Layout element annotations

#####

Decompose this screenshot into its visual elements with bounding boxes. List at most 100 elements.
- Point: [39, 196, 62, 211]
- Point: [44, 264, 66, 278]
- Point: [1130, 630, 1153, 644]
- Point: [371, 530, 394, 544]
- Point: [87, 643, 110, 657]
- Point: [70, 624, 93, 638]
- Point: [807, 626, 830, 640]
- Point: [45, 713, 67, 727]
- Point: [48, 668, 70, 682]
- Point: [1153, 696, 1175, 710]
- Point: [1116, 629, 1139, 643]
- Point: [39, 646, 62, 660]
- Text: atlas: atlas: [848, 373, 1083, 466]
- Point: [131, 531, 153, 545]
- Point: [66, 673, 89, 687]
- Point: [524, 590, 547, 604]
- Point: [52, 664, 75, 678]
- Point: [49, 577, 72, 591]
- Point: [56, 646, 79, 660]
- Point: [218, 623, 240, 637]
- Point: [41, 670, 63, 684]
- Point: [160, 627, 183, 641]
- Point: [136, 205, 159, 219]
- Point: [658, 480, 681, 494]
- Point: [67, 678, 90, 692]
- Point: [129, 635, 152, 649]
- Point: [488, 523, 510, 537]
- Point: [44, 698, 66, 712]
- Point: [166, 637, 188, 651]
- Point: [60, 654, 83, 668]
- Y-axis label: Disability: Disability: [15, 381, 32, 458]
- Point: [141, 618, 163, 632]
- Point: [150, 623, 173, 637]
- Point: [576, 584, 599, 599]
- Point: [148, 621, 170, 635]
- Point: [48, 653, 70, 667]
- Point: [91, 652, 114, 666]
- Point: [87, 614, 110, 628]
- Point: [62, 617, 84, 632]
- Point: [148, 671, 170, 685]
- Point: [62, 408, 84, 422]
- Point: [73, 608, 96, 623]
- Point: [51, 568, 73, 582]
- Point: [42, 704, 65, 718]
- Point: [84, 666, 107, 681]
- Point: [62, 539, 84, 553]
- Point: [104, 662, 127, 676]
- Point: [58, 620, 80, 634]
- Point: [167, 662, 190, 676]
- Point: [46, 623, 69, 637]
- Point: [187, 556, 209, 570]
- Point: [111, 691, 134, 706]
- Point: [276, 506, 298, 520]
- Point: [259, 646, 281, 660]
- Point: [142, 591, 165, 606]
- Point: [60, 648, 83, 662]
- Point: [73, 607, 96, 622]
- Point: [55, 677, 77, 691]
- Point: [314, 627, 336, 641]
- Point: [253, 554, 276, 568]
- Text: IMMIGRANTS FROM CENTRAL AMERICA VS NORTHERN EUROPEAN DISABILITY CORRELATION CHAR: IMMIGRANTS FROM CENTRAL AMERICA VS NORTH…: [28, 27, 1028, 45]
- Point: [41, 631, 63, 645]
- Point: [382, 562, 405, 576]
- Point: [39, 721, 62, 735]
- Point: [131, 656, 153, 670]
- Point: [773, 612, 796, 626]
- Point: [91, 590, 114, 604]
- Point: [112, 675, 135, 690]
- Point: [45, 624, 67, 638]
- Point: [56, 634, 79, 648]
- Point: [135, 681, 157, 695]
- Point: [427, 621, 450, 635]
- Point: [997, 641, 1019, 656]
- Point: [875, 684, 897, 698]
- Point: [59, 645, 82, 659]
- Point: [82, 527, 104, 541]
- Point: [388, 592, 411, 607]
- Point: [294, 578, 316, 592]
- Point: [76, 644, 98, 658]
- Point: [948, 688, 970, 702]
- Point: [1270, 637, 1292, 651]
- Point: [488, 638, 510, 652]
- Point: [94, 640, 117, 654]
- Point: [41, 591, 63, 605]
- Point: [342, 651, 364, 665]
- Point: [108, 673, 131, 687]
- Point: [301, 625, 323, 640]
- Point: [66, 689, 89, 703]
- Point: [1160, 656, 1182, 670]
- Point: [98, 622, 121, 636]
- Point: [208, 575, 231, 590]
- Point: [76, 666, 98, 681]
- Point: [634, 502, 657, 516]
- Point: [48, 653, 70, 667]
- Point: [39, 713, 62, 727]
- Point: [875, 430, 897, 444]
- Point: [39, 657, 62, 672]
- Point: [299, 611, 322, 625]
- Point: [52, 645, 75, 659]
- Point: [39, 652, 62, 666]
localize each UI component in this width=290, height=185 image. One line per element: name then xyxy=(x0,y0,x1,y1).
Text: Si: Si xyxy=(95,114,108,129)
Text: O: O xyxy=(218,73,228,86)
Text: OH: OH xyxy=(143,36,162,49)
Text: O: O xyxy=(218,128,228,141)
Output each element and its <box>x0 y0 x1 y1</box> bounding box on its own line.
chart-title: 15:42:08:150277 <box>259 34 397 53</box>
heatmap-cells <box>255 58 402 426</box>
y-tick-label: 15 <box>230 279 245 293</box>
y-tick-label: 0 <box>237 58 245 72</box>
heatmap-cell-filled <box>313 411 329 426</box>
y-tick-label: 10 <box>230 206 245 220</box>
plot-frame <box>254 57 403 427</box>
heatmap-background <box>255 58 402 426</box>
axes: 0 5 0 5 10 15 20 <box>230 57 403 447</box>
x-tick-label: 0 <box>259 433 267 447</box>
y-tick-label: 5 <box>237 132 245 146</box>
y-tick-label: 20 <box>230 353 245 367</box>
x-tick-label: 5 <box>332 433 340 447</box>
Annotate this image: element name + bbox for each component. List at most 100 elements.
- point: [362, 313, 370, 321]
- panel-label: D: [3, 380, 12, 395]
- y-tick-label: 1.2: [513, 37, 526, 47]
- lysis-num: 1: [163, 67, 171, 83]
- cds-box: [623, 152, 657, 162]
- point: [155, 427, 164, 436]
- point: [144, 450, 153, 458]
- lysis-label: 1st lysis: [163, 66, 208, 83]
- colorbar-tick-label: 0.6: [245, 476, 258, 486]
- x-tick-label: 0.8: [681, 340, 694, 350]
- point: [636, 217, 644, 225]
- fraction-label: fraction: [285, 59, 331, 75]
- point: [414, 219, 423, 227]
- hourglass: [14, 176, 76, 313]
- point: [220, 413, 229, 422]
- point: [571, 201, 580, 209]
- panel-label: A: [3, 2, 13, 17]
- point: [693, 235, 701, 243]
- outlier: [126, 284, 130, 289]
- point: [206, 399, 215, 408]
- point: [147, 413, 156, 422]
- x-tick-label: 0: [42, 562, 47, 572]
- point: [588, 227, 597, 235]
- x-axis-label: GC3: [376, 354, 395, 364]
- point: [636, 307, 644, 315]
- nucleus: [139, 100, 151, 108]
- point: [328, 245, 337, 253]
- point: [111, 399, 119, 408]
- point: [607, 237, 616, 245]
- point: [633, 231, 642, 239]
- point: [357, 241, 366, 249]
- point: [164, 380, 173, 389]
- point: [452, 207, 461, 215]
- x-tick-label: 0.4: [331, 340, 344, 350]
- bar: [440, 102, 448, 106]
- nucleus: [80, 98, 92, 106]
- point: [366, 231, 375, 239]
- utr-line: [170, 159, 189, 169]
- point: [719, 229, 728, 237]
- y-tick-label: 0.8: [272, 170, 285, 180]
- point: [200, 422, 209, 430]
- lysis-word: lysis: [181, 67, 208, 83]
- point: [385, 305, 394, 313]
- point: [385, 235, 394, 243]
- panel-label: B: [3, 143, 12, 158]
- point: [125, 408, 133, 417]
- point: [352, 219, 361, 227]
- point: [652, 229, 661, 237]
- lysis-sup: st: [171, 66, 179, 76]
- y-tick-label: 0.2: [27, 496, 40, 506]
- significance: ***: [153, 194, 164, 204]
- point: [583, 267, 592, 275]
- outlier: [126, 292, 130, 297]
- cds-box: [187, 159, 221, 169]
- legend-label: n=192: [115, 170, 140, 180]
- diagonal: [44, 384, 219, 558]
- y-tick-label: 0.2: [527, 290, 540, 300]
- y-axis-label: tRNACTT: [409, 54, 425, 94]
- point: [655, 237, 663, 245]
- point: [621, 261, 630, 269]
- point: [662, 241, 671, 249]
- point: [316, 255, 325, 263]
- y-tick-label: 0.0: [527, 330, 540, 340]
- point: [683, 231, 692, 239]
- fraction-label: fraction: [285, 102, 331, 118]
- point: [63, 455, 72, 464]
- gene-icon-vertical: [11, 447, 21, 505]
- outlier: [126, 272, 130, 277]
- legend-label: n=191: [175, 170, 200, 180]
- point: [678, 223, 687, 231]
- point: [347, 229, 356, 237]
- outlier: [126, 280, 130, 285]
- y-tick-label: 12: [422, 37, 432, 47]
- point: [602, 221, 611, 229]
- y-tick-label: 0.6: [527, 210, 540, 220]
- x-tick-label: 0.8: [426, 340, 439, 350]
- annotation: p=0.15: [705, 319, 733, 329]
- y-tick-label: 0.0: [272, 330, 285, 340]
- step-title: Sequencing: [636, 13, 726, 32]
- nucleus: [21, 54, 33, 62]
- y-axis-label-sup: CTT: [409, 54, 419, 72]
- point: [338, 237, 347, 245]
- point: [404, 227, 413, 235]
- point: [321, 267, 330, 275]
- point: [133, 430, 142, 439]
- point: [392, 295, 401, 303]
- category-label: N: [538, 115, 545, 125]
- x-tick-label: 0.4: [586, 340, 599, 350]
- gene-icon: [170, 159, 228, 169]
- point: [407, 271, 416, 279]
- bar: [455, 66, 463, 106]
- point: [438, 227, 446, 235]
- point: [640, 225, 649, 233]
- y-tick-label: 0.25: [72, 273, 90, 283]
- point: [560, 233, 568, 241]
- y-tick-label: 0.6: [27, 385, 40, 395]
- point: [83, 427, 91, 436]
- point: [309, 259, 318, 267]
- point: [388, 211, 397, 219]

#####

[Task to complete]: Pull out the entries from their very first line through the line containing "- Point: [87, 643, 110, 657]", including both of those lines, and reproduce each line unchanged.

[Finished task]:
Decompose this screenshot into its visual elements with bounding boxes. List at most 100 elements.
- Point: [39, 196, 62, 211]
- Point: [44, 264, 66, 278]
- Point: [1130, 630, 1153, 644]
- Point: [371, 530, 394, 544]
- Point: [87, 643, 110, 657]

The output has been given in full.